Element and region data:
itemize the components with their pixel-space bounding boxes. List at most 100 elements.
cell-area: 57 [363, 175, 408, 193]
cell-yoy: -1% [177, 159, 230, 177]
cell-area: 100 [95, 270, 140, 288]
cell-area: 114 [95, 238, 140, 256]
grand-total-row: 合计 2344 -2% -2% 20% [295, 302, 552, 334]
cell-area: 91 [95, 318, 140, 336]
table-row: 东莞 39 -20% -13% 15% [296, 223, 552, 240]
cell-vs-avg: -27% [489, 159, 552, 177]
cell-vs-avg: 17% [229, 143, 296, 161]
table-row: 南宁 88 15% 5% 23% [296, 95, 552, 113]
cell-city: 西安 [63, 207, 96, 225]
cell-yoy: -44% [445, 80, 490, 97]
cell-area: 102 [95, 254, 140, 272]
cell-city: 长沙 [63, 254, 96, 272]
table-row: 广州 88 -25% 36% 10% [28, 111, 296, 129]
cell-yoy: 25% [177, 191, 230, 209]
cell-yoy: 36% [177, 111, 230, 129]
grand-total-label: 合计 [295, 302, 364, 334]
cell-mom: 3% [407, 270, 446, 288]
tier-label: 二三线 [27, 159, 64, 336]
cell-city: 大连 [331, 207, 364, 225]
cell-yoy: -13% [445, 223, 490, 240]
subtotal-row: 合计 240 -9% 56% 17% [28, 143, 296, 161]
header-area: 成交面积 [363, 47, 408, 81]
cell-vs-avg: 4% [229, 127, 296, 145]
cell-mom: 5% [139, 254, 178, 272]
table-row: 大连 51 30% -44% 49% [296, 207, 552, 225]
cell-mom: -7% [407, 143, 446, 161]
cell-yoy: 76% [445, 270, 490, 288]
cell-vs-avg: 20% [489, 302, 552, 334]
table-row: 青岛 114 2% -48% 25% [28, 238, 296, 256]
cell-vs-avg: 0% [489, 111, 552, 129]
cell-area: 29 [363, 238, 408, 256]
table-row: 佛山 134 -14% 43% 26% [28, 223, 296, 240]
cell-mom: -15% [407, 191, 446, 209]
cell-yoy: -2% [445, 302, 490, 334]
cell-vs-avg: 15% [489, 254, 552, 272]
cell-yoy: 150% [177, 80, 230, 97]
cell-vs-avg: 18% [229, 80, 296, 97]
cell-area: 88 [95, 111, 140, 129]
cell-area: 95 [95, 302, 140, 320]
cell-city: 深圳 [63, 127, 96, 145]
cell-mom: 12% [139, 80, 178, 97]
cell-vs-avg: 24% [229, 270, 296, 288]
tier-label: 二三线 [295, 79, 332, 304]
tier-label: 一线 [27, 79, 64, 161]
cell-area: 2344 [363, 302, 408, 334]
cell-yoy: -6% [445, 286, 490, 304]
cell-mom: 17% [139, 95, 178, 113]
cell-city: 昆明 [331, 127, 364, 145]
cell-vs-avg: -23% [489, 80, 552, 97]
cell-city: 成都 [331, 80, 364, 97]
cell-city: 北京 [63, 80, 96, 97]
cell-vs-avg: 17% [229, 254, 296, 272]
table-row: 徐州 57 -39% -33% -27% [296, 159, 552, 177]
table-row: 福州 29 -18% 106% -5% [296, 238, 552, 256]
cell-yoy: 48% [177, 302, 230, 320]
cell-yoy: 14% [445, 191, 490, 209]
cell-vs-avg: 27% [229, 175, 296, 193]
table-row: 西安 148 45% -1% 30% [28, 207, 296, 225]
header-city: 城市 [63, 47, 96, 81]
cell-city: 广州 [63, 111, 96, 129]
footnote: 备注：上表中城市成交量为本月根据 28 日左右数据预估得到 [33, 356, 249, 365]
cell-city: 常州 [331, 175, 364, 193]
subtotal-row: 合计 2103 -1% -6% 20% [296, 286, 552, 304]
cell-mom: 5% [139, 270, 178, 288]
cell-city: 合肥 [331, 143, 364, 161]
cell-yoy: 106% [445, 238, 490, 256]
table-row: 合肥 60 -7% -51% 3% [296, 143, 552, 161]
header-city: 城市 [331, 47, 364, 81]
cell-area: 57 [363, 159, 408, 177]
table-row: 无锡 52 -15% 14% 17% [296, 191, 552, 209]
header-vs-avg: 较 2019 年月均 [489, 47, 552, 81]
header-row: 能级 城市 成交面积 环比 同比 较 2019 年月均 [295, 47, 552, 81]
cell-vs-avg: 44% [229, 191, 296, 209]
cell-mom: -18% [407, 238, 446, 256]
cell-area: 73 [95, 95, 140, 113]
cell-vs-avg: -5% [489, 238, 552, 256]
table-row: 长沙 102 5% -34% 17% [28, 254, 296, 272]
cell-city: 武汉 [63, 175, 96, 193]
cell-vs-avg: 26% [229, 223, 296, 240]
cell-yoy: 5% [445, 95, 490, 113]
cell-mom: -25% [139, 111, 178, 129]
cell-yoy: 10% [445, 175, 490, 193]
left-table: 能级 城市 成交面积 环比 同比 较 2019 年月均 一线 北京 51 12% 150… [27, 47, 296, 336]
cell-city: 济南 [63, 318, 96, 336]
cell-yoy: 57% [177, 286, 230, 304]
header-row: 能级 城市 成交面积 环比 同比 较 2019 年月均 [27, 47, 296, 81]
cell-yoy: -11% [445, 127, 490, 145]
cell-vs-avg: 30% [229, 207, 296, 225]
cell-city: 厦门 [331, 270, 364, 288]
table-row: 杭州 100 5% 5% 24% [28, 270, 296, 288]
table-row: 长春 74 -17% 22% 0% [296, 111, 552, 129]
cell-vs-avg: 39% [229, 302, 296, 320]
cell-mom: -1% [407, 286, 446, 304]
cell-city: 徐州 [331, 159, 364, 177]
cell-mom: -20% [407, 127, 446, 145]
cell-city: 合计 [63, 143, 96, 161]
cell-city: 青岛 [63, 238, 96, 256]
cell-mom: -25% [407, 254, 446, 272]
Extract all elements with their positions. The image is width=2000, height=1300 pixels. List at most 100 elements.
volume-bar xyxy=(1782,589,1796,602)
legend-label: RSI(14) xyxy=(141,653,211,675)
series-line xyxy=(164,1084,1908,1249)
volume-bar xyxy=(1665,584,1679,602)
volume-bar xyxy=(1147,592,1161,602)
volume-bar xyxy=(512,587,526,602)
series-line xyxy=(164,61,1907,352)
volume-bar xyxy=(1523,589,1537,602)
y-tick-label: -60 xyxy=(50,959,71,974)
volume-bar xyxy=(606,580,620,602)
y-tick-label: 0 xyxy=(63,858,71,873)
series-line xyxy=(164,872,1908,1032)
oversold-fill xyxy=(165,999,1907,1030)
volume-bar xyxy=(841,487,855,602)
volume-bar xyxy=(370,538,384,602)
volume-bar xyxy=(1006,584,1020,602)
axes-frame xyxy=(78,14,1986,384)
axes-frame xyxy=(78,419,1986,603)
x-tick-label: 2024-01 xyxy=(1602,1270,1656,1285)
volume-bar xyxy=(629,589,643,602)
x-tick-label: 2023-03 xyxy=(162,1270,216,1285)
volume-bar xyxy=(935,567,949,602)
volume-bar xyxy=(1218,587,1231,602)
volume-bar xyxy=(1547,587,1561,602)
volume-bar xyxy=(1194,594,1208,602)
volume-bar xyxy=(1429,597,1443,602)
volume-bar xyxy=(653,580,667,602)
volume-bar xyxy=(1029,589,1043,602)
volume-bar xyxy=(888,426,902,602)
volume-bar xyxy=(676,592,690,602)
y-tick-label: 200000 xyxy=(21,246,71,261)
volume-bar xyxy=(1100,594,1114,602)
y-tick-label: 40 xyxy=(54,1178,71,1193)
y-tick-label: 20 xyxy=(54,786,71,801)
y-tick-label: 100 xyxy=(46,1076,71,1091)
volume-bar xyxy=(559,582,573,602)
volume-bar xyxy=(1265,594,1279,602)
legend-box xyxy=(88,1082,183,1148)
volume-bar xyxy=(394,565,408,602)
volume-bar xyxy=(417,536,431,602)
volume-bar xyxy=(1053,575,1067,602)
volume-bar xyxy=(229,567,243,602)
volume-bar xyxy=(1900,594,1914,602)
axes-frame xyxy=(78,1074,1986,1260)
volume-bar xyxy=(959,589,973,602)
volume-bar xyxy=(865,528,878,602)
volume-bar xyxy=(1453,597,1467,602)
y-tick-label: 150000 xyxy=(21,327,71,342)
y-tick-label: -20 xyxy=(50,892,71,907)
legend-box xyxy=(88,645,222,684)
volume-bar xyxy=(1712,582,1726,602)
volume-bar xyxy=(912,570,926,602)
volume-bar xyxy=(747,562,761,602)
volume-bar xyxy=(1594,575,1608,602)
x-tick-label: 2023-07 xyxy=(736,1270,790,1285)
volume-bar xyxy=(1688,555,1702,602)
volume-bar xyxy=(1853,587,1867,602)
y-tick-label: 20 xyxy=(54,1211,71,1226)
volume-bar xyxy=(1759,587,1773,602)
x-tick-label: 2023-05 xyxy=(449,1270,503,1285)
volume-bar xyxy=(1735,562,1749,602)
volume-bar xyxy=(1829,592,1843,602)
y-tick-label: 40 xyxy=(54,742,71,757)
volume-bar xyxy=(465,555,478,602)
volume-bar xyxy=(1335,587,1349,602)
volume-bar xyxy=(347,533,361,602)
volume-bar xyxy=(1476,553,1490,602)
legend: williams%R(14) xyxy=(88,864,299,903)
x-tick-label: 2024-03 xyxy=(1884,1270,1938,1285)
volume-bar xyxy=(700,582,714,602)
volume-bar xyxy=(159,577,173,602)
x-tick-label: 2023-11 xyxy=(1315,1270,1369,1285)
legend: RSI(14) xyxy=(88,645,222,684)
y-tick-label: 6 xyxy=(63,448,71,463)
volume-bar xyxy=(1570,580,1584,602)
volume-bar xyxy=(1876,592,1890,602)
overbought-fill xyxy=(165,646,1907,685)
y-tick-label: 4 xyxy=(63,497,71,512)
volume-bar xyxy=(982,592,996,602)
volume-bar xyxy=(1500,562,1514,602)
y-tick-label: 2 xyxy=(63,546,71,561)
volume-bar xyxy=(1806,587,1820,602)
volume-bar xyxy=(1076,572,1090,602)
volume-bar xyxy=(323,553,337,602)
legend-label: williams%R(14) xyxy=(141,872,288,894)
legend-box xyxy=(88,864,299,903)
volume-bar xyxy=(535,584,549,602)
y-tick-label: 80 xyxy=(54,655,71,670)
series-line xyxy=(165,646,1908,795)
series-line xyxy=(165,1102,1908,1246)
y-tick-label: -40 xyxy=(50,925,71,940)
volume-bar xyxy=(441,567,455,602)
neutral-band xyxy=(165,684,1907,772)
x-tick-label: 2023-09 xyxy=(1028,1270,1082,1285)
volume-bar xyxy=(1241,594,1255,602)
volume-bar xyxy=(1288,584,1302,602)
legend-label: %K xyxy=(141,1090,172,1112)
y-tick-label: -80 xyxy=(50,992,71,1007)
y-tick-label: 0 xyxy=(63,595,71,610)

▶ WHAT NEEDS TO BE DONE
Take the records from their first line through the line containing "cell-area: 114 [95, 238, 140, 256]". Substitute "area-value" for "cell-area" and write out only those lines again, with nothing else changed.

▶ THE ANSWER
itemize the components with their pixel-space bounding boxes. List at most 100 elements.
area-value: 57 [363, 175, 408, 193]
cell-yoy: -1% [177, 159, 230, 177]
area-value: 100 [95, 270, 140, 288]
area-value: 114 [95, 238, 140, 256]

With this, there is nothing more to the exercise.